▶ **Your goal**: Write out all entries word for word.

--- Supplied material ---

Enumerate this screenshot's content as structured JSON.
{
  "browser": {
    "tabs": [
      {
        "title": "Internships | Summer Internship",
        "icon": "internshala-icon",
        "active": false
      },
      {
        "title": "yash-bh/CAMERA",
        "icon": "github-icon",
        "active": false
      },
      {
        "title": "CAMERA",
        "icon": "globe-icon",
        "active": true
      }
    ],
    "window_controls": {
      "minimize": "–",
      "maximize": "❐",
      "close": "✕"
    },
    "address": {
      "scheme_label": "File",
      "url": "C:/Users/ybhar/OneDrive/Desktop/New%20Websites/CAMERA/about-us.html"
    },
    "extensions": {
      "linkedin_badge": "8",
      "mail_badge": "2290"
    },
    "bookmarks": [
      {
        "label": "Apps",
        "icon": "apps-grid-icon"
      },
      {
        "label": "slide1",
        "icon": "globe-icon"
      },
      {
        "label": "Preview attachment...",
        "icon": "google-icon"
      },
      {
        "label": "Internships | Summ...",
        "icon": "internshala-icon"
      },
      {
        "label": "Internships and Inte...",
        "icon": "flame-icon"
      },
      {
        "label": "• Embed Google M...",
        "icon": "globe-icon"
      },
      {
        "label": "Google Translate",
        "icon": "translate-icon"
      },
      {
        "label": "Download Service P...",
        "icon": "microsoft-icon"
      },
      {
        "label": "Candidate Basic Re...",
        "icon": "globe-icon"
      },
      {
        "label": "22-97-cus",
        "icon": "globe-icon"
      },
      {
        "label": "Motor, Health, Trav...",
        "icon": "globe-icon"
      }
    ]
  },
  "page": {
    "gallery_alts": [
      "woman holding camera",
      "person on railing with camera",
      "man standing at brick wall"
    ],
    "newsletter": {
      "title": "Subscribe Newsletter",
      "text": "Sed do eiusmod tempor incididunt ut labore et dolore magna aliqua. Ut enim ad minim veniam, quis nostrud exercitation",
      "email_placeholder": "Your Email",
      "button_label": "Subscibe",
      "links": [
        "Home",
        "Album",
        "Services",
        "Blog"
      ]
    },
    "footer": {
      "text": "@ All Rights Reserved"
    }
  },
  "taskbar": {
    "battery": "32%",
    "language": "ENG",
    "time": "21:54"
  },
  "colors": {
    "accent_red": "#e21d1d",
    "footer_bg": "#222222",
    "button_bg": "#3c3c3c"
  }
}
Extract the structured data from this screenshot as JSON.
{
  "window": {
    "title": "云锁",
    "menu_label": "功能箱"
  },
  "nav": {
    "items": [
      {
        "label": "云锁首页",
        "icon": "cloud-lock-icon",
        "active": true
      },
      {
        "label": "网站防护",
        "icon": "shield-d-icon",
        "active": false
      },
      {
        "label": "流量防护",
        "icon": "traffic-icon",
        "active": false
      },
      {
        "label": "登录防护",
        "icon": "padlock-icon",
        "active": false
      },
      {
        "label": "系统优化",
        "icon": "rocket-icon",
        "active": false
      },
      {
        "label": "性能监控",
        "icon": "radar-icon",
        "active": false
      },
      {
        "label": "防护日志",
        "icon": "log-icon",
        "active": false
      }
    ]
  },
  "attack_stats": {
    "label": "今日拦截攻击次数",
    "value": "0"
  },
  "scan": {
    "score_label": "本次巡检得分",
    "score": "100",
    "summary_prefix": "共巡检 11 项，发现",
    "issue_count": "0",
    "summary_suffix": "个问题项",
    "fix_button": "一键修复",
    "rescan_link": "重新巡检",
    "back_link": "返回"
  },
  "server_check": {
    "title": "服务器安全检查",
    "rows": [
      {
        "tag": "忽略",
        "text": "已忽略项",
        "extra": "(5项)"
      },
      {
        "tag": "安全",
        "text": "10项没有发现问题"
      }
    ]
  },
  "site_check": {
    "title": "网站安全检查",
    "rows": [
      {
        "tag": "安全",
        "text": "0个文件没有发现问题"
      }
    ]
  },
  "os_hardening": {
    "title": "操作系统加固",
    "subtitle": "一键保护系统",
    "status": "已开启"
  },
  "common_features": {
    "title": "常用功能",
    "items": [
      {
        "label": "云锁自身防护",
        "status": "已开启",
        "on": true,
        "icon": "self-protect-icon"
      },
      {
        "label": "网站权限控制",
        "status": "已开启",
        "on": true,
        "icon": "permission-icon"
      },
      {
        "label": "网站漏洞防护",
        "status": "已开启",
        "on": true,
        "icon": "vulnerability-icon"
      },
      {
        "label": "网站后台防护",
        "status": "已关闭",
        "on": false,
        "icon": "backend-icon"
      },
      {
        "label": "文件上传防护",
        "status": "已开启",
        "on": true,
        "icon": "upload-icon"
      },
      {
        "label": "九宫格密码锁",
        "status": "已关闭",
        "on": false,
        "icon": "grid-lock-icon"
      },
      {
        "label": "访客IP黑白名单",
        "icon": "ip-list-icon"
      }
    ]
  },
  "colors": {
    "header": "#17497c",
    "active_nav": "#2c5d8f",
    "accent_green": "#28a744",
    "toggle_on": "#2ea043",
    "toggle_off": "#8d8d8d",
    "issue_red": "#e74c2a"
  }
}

---

▶ **Result below**:
Enumerate this screenshot's content as structured JSON.
{
  "browser": {
    "tabs": [
      {
        "title": "Internships | Summer Internship",
        "icon": "internshala-icon",
        "active": false
      },
      {
        "title": "yash-bh/CAMERA",
        "icon": "github-icon",
        "active": false
      },
      {
        "title": "CAMERA",
        "icon": "globe-icon",
        "active": true
      }
    ],
    "window_controls": {
      "minimize": "–",
      "maximize": "❐",
      "close": "✕"
    },
    "address": {
      "scheme_label": "File",
      "url": "C:/Users/ybhar/OneDrive/Desktop/New%20Websites/CAMERA/about-us.html"
    },
    "extensions": {
      "linkedin_badge": "8",
      "mail_badge": "2290"
    },
    "bookmarks": [
      {
        "label": "Apps",
        "icon": "apps-grid-icon"
      },
      {
        "label": "slide1",
        "icon": "globe-icon"
      },
      {
        "label": "Preview attachment...",
        "icon": "google-icon"
      },
      {
        "label": "Internships | Summ...",
        "icon": "internshala-icon"
      },
      {
        "label": "Internships and Inte...",
        "icon": "flame-icon"
      },
      {
        "label": "• Embed Google M...",
        "icon": "globe-icon"
      },
      {
        "label": "Google Translate",
        "icon": "translate-icon"
      },
      {
        "label": "Download Service P...",
        "icon": "microsoft-icon"
      },
      {
        "label": "Candidate Basic Re...",
        "icon": "globe-icon"
      },
      {
        "label": "22-97-cus",
        "icon": "globe-icon"
      },
      {
        "label": "Motor, Health, Trav...",
        "icon": "globe-icon"
      }
    ]
  },
  "page": {
    "gallery_alts": [
      "woman holding camera",
      "person on railing with camera",
      "man standing at brick wall"
    ],
    "newsletter": {
      "title": "Subscribe Newsletter",
      "text": "Sed do eiusmod tempor incididunt ut labore et dolore magna aliqua. Ut enim ad minim veniam, quis nostrud exercitation",
      "email_placeholder": "Your Email",
      "button_label": "Subscibe",
      "links": [
        "Home",
        "Album",
        "Services",
        "Blog"
      ]
    },
    "footer": {
      "text": "@ All Rights Reserved"
    }
  },
  "taskbar": {
    "battery": "32%",
    "language": "ENG",
    "time": "21:54"
  },
  "colors": {
    "accent_red": "#e21d1d",
    "footer_bg": "#222222",
    "button_bg": "#3c3c3c"
  }
}
Extract the structured data from this screenshot as JSON.
{
  "window": {
    "title": "云锁",
    "menu_label": "功能箱"
  },
  "nav": {
    "items": [
      {
        "label": "云锁首页",
        "icon": "cloud-lock-icon",
        "active": true
      },
      {
        "label": "网站防护",
        "icon": "shield-d-icon",
        "active": false
      },
      {
        "label": "流量防护",
        "icon": "traffic-icon",
        "active": false
      },
      {
        "label": "登录防护",
        "icon": "padlock-icon",
        "active": false
      },
      {
        "label": "系统优化",
        "icon": "rocket-icon",
        "active": false
      },
      {
        "label": "性能监控",
        "icon": "radar-icon",
        "active": false
      },
      {
        "label": "防护日志",
        "icon": "log-icon",
        "active": false
      }
    ]
  },
  "attack_stats": {
    "label": "今日拦截攻击次数",
    "value": "0"
  },
  "scan": {
    "score_label": "本次巡检得分",
    "score": "100",
    "summary_prefix": "共巡检 11 项，发现",
    "issue_count": "0",
    "summary_suffix": "个问题项",
    "fix_button": "一键修复",
    "rescan_link": "重新巡检",
    "back_link": "返回"
  },
  "server_check": {
    "title": "服务器安全检查",
    "rows": [
      {
        "tag": "忽略",
        "text": "已忽略项",
        "extra": "(5项)"
      },
      {
        "tag": "安全",
        "text": "10项没有发现问题"
      }
    ]
  },
  "site_check": {
    "title": "网站安全检查",
    "rows": [
      {
        "tag": "安全",
        "text": "0个文件没有发现问题"
      }
    ]
  },
  "os_hardening": {
    "title": "操作系统加固",
    "subtitle": "一键保护系统",
    "status": "已开启"
  },
  "common_features": {
    "title": "常用功能",
    "items": [
      {
        "label": "云锁自身防护",
        "status": "已开启",
        "on": true,
        "icon": "self-protect-icon"
      },
      {
        "label": "网站权限控制",
        "status": "已开启",
        "on": true,
        "icon": "permission-icon"
      },
      {
        "label": "网站漏洞防护",
        "status": "已开启",
        "on": true,
        "icon": "vulnerability-icon"
      },
      {
        "label": "网站后台防护",
        "status": "已关闭",
        "on": false,
        "icon": "backend-icon"
      },
      {
        "label": "文件上传防护",
        "status": "已开启",
        "on": true,
        "icon": "upload-icon"
      },
      {
        "label": "九宫格密码锁",
        "status": "已关闭",
        "on": false,
        "icon": "grid-lock-icon"
      },
      {
        "label": "访客IP黑白名单",
        "icon": "ip-list-icon"
      }
    ]
  },
  "colors": {
    "header": "#17497c",
    "active_nav": "#2c5d8f",
    "accent_green": "#28a744",
    "toggle_on": "#2ea043",
    "toggle_off": "#8d8d8d",
    "issue_red": "#e74c2a"
  }
}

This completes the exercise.